▸ **Given instruction 1**: In the forum thread about giving up seats, list every family member that the writer of the first paragraph mentions.
▸ **Given instruction 2**: Write the next part of the forum thread about giving up seats.

▸ **Given text**:
— begin —

When we were at WDW last May and I was visably pregnant (5.5 months along) with my son, there were a couple of times when I gave up my seat for little kids because no one else would. I know that people have invisable disabilities (for example, on this trip my mother was along and has bad knees, which is why I left her sitting with my DD on her lap while I stood), but I highly doubt that everyone sitting on the bus fell into that category.

janey99
04-13-2008, 01:55 PM
I just wondered why the PG colleague was the last one standing. Why wasn't she one of the first one in the group to have a seat. Then a non PG person could have been the one fighting for a seat.
I do agree it was very rude and my sons always give their seat up for a woman, in any condition. The last time we had to wait at a restuarant I had an 8 year old on each knees, so others could have a seat.

The way we walked down the aisle - she was first, she kept going and passed empty seats, assuming there were more empty seats deeper in the car. By the time she realized the "empty" seats were actually blocked by luggage, the rest of us had sat down in other empty seats along the way. The rest of my colleagues did jump up pretty fast when they realized she needed help. They joined her standing by the luggage, tried to get the woman to move it, and then re-shuffled back towards open seats so that she got one.

— end —

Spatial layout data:

— begin —

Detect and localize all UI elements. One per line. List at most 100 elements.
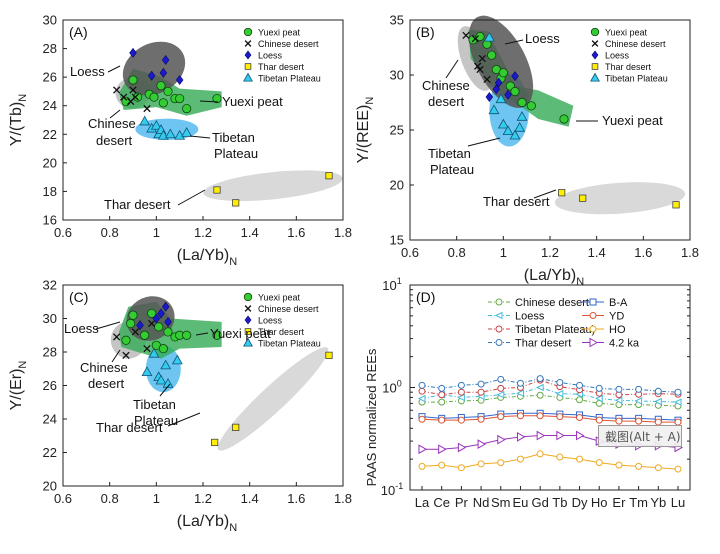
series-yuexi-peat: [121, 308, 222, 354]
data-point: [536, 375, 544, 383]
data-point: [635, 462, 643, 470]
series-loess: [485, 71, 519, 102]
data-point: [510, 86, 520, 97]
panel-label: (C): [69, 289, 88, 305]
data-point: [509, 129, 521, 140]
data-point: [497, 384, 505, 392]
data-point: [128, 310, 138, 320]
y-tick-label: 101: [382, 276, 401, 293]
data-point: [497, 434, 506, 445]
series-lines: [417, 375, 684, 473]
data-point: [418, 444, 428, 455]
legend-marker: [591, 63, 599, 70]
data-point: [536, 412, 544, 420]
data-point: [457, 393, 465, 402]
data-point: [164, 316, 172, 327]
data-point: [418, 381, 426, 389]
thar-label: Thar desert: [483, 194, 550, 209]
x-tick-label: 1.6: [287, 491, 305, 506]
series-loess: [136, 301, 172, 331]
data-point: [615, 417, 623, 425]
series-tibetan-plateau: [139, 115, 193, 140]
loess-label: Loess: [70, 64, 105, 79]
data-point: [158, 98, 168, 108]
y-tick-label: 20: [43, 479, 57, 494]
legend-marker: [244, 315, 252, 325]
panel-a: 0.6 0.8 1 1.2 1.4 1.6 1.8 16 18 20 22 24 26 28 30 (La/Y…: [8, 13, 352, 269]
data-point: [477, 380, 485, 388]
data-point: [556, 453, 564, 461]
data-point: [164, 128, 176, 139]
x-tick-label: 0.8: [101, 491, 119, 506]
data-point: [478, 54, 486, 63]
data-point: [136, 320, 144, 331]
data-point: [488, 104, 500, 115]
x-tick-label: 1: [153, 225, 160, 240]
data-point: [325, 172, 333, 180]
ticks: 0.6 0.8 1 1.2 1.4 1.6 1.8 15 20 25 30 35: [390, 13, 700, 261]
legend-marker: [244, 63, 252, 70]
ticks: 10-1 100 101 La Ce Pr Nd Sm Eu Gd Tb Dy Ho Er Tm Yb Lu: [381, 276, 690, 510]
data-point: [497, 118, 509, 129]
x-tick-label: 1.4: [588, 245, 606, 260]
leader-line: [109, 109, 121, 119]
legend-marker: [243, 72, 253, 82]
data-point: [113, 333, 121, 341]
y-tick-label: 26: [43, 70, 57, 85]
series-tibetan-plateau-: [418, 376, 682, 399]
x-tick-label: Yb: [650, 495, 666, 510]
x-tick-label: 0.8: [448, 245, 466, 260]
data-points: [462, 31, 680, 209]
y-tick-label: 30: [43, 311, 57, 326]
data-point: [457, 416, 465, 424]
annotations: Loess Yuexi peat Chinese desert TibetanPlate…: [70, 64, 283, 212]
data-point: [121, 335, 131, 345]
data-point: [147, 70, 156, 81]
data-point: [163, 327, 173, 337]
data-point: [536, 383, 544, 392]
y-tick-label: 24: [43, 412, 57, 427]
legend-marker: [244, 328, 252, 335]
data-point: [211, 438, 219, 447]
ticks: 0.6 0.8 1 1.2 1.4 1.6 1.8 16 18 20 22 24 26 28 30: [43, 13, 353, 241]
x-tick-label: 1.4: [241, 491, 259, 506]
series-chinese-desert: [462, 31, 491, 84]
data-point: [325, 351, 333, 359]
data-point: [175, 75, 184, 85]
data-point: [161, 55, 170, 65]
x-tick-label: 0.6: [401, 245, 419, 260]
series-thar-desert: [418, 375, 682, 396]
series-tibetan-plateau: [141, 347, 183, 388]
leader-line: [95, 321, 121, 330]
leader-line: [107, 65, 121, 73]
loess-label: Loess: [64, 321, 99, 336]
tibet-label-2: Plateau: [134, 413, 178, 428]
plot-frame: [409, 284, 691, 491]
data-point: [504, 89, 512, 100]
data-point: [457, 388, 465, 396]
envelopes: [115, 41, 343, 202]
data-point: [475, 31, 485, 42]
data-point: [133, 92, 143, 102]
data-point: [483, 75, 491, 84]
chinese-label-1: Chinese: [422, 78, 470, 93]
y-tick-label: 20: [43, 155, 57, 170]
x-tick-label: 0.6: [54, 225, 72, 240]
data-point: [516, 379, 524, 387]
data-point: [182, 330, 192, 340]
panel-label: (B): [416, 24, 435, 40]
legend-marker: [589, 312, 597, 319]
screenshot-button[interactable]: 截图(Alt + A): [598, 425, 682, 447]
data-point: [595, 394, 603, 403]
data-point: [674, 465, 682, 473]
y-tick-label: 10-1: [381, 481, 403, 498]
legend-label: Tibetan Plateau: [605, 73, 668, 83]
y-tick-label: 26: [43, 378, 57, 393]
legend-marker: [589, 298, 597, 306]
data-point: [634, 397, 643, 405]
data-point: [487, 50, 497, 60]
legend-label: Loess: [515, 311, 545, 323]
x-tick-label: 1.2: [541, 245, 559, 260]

— end —

▸ **Task answer 1**: son, mother, DD

▸ **Task answer 2**:
Jane

nessz79
04-13-2008, 01:58 PM
I think that the way the OP and her colleague were treated was horrible. However, I have to disagree with the general sentiment that only men and boys should be obliged to give up their seats. As a healthy woman, I will most certainly and happily give up my seat too if I see someone who is pregnant, a small child, an elderly person, etc...you get the drift. When my kids are older, I would expect my son AND my daughter to do the same! It's all about manners.
.

While I agree that a woman should give up her seat if there's someone that needs it, I feel that the old-fashioned tradition of men giving up their seat first is...well, nice. But if no men were brought up that way or they simply forgot their manners, then yes, a woman should certainly volunteer.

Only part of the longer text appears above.